**** Records for this exercise
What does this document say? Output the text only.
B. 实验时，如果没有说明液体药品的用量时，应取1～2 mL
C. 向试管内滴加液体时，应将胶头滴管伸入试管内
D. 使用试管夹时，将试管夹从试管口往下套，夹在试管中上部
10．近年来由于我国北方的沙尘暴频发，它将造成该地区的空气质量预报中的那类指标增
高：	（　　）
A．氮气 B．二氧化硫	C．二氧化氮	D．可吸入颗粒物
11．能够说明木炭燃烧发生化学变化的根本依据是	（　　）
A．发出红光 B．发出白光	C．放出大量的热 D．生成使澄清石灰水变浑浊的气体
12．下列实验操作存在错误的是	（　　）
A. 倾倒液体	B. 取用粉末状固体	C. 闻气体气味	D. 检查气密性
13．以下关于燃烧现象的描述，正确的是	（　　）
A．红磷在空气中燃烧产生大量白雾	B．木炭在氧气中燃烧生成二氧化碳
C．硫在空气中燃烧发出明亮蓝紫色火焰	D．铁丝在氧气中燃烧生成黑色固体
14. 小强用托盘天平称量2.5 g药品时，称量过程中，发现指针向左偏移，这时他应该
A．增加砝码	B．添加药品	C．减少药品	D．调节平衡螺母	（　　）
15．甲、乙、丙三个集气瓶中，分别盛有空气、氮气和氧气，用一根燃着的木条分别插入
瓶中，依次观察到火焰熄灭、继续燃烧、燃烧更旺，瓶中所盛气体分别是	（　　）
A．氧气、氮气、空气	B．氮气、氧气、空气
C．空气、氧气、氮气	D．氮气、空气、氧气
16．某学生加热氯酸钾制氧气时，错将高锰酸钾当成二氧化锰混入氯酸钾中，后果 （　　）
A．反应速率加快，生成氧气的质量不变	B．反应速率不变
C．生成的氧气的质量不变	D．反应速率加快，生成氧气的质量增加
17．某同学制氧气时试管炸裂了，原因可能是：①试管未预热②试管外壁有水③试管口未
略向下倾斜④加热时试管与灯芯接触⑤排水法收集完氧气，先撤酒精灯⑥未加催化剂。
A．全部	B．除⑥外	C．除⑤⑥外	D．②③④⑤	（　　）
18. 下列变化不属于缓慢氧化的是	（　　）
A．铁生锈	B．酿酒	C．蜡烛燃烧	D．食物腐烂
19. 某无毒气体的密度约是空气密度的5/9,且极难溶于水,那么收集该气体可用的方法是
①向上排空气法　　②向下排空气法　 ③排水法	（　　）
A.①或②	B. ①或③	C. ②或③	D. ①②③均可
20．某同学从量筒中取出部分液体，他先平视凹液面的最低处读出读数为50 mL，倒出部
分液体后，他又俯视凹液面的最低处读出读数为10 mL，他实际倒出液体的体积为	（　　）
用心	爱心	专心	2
********
**** Records for this exercise
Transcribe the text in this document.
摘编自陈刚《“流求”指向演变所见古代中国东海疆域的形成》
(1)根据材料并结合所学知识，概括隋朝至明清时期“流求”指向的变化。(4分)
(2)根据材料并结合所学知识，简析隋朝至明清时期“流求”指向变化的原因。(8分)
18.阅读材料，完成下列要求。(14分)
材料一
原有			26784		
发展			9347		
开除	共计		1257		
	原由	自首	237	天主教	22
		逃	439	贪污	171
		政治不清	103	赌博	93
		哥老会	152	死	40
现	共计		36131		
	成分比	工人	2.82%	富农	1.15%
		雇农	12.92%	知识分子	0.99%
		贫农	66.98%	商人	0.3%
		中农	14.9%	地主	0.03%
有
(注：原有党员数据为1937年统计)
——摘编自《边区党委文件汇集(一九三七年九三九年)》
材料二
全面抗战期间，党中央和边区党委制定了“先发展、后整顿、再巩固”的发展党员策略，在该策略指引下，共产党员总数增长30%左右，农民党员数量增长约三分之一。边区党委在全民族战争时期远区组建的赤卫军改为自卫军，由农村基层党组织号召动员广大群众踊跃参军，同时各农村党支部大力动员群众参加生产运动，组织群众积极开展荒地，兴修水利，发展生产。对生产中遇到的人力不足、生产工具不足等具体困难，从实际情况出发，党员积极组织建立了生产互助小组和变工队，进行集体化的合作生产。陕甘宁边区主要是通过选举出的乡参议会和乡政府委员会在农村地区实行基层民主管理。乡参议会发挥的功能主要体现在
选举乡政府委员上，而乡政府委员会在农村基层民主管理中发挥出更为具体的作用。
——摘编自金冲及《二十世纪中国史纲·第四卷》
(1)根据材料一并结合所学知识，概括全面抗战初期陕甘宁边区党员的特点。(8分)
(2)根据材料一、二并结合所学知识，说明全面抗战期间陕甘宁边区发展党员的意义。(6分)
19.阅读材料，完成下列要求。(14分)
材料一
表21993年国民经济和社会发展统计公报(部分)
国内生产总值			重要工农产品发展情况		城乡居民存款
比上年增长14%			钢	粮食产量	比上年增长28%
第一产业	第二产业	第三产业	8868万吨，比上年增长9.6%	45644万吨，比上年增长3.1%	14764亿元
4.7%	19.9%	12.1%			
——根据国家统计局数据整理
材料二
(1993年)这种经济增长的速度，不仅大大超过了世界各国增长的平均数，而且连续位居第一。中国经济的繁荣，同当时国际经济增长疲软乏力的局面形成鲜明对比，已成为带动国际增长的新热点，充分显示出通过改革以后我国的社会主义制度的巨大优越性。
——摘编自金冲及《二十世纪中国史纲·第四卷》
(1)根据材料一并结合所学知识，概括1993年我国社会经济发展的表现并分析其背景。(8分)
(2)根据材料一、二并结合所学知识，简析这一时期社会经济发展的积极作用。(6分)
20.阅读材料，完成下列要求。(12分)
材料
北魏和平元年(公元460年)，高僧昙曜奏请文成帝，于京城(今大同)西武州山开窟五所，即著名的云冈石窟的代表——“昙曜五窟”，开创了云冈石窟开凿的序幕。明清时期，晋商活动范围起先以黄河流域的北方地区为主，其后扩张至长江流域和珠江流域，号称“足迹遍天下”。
********
**** Records for this exercise
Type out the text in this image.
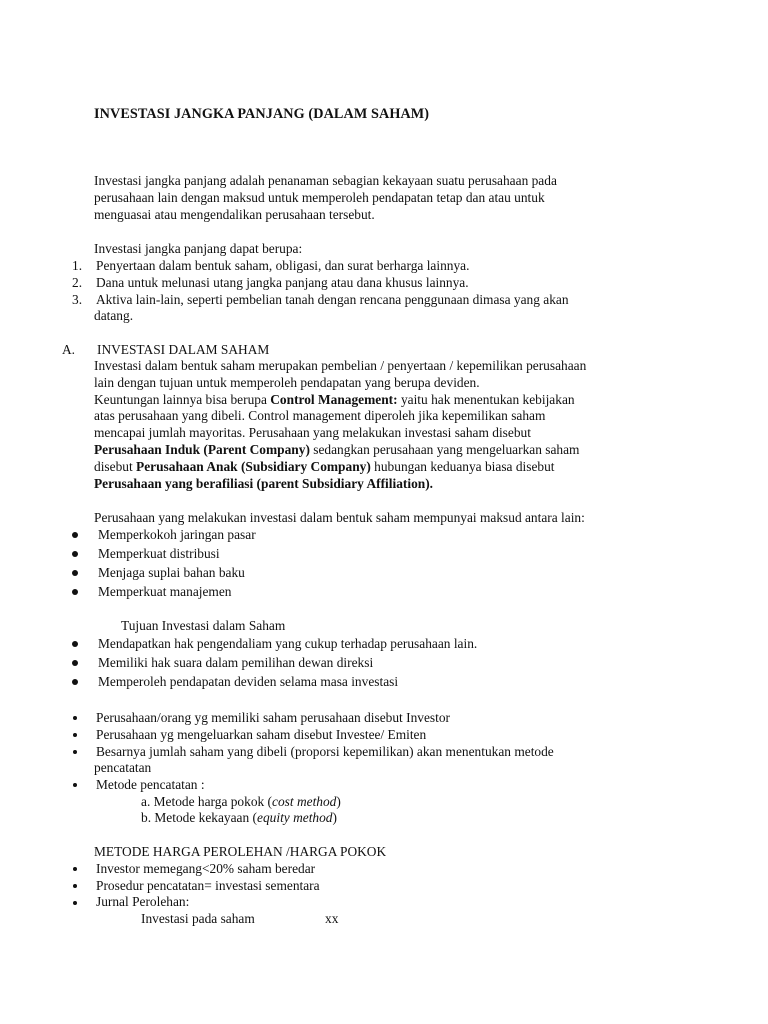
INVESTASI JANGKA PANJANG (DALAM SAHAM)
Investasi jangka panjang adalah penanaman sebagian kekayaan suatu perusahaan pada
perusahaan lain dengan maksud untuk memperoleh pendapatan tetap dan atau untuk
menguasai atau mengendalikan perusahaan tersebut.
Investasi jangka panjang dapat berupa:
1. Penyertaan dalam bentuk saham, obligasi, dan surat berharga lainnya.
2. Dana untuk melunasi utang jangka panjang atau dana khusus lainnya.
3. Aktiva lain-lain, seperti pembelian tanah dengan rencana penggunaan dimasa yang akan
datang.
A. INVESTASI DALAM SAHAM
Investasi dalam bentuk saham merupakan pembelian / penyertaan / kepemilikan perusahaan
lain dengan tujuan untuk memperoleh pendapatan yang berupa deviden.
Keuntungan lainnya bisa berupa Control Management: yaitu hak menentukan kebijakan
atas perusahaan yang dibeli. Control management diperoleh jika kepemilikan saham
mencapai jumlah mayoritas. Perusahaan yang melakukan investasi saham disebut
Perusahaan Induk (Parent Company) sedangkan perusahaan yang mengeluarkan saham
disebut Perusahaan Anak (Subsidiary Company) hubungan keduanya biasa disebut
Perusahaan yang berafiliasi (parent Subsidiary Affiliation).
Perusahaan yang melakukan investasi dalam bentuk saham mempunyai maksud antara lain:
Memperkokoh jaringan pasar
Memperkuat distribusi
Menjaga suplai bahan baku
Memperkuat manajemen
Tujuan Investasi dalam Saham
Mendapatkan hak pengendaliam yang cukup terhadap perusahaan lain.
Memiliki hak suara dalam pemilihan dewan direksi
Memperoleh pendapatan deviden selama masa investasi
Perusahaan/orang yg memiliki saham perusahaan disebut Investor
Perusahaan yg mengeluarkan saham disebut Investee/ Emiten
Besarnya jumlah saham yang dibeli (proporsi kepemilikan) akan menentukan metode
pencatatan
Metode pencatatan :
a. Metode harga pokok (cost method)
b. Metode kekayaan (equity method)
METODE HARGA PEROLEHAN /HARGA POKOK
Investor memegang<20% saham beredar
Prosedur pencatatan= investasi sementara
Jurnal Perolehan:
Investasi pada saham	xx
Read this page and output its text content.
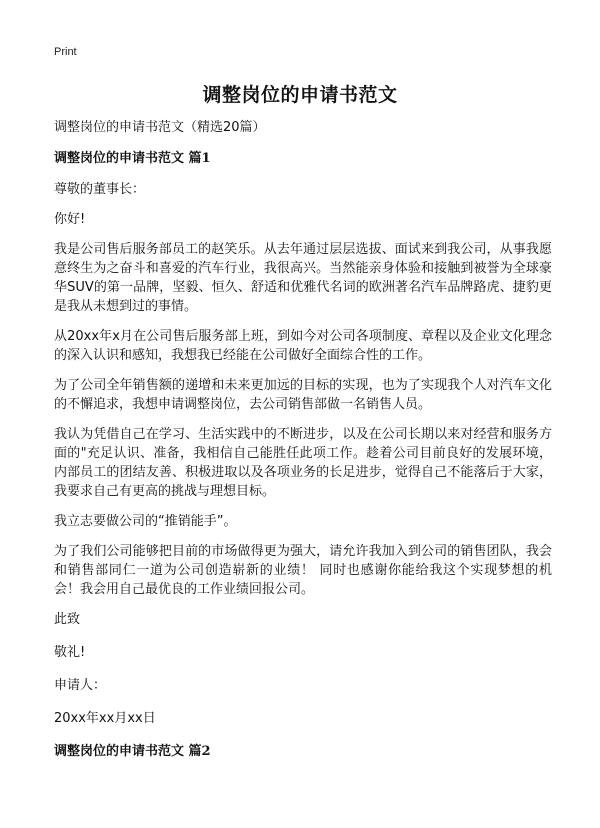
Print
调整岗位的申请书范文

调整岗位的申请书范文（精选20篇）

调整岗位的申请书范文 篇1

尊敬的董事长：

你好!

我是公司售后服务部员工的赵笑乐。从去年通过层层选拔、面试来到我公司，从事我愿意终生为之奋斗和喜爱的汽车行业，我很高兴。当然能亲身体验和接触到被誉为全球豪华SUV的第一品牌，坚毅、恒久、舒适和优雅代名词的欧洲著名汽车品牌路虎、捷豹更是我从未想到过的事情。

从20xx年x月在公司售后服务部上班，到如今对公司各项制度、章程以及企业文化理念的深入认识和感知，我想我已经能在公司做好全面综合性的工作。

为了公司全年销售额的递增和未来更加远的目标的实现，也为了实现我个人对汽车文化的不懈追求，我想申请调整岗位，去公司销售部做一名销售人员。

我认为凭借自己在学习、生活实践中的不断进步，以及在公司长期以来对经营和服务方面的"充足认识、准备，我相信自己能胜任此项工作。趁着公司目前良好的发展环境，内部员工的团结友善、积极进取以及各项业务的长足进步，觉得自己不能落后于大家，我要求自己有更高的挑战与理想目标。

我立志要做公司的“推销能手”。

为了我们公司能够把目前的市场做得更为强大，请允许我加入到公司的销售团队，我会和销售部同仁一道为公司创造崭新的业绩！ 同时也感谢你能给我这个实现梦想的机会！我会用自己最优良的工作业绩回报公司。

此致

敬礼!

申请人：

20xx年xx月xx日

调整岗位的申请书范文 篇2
********
### Aim
Gather from the data above every line with the string "根据材料并结合所学知识".

### Right answer
(1)根据材料并结合所学知识，概括隋朝至明清时期“流求”指向的变化。(4分)
(2)根据材料并结合所学知识，简析隋朝至明清时期“流求”指向变化的原因。(8分)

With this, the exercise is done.